Recorded data:
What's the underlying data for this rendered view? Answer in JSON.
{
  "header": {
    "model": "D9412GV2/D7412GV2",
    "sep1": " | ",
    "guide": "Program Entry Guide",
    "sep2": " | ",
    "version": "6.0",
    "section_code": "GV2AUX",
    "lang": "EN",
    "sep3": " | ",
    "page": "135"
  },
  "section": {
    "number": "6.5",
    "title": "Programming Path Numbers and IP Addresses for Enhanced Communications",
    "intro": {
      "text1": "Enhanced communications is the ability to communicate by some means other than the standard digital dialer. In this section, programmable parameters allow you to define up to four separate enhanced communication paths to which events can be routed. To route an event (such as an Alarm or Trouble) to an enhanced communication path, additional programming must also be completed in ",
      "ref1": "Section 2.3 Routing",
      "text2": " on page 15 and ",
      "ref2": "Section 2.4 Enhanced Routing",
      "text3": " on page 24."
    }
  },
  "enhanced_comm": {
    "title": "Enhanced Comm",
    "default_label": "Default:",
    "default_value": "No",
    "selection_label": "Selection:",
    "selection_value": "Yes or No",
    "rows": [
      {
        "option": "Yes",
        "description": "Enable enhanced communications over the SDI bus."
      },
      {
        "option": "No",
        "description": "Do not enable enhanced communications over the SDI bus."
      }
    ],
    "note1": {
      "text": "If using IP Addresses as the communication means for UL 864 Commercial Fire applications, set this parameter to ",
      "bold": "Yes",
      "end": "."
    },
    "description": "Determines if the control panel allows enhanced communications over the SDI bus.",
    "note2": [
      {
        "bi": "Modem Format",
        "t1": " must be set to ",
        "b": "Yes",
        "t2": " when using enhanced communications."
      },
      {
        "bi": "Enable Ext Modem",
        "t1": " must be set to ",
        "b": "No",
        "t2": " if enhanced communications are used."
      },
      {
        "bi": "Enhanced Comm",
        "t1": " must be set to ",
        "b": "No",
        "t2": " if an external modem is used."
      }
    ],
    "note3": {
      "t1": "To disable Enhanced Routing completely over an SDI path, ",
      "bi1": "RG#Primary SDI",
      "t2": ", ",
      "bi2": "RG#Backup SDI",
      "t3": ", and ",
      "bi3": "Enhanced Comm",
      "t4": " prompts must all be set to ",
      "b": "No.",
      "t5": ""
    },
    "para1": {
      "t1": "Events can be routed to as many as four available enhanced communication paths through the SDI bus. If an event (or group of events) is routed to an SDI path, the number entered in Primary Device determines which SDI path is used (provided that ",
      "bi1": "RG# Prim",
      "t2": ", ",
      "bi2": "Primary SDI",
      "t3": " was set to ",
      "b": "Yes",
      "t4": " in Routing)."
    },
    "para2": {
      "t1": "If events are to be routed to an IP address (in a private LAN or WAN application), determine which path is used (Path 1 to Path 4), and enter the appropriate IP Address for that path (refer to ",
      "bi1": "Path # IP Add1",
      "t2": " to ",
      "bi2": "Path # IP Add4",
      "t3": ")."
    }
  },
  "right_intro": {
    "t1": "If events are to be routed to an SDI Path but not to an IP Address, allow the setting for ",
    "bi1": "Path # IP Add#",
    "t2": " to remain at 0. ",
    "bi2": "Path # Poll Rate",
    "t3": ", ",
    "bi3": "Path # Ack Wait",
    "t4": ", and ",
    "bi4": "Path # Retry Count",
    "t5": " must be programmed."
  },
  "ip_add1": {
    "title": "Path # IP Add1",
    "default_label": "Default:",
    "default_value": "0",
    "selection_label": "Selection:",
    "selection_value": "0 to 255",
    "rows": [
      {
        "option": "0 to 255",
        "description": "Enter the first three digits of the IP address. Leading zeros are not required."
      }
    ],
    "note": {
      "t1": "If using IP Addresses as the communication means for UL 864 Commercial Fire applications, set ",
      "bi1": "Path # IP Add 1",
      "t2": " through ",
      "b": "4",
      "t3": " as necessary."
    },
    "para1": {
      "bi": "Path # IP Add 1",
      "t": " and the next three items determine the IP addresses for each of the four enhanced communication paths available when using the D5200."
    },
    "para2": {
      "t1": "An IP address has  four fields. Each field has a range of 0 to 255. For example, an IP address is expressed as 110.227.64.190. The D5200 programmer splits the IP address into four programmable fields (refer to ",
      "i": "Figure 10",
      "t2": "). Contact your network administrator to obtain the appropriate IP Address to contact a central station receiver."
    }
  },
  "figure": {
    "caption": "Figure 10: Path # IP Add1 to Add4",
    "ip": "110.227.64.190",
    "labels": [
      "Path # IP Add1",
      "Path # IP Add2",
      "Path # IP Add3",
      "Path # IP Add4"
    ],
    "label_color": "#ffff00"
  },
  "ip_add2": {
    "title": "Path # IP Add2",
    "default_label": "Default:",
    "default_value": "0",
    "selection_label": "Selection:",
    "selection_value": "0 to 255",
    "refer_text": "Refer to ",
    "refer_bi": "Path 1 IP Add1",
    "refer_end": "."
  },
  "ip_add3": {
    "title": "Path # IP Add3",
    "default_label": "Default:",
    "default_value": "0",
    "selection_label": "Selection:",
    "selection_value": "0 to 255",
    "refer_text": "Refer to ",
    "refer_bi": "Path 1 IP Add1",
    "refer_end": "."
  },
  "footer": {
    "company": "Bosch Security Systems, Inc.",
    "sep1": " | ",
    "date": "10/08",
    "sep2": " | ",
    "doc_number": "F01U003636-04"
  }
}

To be done: Filter the records above for "applications" and copy every matching line.

Solved exercise:
      "text": "If using IP Addresses as the communication means for UL 864 Commercial Fire applications, set this parameter to ",
      "t1": "If using IP Addresses as the communication means for UL 864 Commercial Fire applications, set ",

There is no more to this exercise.